• WHAT YOU HAVE TO DO: Rewrite the rows from the line with "temperature-map — [8, 322, 162, 425]" up to and including the line with "state-border — [137, 73, 161, 99]", swapping "cold-core-fill" for "cold-core-shading" and leaving everything else unchanged.

• DATA IN THIS EXERCISE:
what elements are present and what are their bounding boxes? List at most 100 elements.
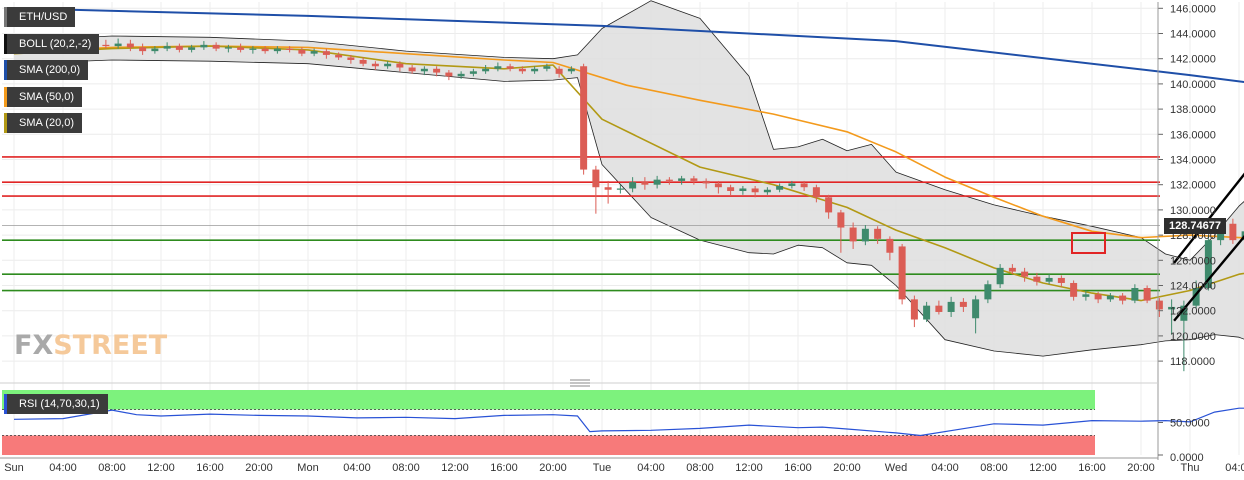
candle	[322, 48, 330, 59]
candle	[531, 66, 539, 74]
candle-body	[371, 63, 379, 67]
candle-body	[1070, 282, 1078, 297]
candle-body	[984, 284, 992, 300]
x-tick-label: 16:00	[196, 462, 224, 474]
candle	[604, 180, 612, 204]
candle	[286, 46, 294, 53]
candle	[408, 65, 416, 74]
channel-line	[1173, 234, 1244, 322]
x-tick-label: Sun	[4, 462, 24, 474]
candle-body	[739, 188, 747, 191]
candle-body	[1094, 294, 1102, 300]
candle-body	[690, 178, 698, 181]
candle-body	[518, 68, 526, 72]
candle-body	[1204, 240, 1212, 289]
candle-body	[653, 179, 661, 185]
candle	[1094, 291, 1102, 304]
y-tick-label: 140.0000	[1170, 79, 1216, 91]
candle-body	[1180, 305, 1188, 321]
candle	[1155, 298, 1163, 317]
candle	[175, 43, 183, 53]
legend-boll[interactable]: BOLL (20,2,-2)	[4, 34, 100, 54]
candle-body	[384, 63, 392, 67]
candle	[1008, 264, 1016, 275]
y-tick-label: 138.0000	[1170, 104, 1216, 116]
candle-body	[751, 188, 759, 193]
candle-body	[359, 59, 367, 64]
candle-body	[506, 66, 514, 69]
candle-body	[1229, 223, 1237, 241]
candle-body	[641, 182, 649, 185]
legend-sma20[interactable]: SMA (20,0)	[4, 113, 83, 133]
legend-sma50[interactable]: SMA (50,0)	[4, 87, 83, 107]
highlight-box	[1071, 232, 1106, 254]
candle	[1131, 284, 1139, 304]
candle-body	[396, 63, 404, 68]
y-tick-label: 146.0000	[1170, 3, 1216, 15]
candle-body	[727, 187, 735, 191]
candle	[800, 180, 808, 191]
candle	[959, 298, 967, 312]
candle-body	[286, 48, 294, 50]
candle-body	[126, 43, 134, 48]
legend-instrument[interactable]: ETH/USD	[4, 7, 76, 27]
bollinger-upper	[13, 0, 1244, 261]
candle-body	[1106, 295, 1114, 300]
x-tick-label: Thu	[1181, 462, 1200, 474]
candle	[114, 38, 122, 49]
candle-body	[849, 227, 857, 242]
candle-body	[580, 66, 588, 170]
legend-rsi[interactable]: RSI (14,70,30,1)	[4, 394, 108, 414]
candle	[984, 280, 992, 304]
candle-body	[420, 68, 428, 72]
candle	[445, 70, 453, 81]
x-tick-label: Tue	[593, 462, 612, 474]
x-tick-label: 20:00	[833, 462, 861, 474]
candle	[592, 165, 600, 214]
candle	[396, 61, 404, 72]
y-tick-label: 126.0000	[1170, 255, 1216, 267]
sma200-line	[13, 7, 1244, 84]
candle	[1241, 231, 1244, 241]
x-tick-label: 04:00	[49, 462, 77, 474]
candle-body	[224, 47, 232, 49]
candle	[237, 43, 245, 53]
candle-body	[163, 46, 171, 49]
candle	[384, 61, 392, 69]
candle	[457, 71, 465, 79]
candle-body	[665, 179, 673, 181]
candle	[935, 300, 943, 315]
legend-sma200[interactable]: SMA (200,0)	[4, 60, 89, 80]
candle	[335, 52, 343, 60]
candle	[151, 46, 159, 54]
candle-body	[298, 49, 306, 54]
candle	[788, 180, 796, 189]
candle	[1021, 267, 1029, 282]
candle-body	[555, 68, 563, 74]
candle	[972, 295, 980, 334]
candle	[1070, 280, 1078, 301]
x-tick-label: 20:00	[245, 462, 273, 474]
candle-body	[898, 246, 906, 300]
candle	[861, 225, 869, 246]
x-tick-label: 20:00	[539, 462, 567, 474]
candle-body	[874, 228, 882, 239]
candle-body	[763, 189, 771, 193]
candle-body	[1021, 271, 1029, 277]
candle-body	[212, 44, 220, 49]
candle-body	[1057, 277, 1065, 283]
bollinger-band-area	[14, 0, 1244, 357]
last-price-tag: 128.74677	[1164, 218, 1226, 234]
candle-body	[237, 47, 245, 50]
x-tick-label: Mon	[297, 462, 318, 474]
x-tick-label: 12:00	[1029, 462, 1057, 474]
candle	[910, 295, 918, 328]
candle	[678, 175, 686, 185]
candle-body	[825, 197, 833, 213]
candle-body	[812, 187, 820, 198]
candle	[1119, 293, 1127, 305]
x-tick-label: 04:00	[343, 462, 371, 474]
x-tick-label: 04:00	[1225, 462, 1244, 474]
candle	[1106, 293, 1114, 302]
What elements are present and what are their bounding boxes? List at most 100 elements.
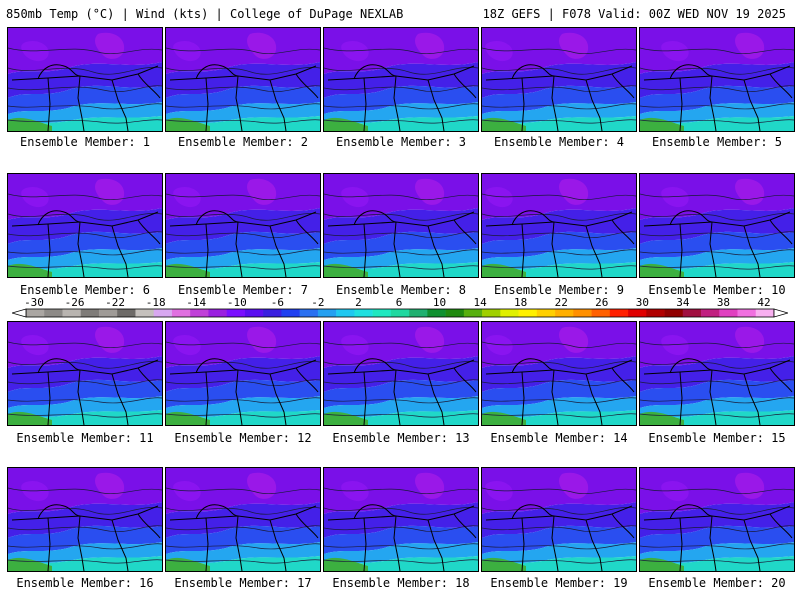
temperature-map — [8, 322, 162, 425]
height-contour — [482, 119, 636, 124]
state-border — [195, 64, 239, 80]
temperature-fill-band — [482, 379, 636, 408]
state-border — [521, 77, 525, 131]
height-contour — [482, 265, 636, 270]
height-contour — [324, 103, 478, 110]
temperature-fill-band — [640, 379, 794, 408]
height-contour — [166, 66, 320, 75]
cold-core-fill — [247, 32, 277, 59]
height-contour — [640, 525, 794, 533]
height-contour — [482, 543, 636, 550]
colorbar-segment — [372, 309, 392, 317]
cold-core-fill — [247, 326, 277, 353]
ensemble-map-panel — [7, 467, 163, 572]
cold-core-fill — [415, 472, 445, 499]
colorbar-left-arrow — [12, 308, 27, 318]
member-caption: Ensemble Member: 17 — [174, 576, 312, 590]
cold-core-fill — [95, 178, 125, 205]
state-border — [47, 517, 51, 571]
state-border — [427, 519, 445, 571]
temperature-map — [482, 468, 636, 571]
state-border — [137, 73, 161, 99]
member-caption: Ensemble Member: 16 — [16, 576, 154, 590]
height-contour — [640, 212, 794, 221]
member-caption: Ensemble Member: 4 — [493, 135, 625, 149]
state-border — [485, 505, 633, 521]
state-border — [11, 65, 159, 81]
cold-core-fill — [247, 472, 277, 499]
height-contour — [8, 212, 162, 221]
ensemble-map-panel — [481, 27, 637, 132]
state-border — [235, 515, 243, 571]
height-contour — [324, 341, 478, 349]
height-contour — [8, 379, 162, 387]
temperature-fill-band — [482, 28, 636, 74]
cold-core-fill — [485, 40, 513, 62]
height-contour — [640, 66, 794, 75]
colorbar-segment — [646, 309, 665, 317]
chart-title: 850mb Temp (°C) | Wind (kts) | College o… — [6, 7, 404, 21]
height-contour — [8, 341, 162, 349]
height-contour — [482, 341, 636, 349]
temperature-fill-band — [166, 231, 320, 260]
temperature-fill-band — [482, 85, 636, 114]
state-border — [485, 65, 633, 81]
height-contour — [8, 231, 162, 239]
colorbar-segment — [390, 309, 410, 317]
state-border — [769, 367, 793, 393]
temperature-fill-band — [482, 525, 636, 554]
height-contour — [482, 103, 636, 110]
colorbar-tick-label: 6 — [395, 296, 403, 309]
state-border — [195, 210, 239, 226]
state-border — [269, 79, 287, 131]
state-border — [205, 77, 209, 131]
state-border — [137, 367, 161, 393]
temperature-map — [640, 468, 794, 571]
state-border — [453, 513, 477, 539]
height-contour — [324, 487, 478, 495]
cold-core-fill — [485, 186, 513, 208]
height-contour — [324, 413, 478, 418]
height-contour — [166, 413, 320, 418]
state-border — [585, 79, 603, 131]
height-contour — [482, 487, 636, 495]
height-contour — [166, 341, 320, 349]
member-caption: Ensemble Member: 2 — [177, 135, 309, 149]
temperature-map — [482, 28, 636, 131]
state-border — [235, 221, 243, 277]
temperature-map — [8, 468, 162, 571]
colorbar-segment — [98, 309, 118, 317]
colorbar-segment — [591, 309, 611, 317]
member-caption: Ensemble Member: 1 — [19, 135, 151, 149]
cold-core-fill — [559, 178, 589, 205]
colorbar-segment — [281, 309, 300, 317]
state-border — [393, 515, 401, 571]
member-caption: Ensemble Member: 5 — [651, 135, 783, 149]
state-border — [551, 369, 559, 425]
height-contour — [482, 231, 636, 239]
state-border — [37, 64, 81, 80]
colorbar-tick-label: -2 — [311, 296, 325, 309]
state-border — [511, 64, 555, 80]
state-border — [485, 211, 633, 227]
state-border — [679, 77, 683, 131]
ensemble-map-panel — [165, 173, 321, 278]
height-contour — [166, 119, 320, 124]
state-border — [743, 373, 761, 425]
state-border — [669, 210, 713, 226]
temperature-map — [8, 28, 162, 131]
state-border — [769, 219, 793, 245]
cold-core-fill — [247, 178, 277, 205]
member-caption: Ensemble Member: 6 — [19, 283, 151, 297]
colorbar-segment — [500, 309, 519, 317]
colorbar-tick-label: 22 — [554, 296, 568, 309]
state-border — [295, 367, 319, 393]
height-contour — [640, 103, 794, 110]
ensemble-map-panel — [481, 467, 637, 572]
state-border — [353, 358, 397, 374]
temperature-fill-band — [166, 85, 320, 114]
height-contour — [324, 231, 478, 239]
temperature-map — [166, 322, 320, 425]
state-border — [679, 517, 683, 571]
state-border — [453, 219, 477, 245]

• TASK OUTPUT:
temperature-map — [8, 322, 162, 425]
height-contour — [482, 119, 636, 124]
state-border — [195, 64, 239, 80]
temperature-fill-band — [482, 379, 636, 408]
state-border — [521, 77, 525, 131]
height-contour — [482, 265, 636, 270]
height-contour — [324, 103, 478, 110]
temperature-fill-band — [640, 379, 794, 408]
height-contour — [166, 66, 320, 75]
cold-core-shading — [247, 32, 277, 59]
height-contour — [640, 525, 794, 533]
height-contour — [482, 543, 636, 550]
colorbar-segment — [372, 309, 392, 317]
cold-core-shading — [247, 326, 277, 353]
ensemble-map-panel — [7, 467, 163, 572]
cold-core-shading — [415, 472, 445, 499]
colorbar-left-arrow — [12, 308, 27, 318]
member-caption: Ensemble Member: 17 — [174, 576, 312, 590]
cold-core-shading — [95, 178, 125, 205]
state-border — [47, 517, 51, 571]
state-border — [427, 519, 445, 571]
temperature-map — [482, 468, 636, 571]
state-border — [137, 73, 161, 99]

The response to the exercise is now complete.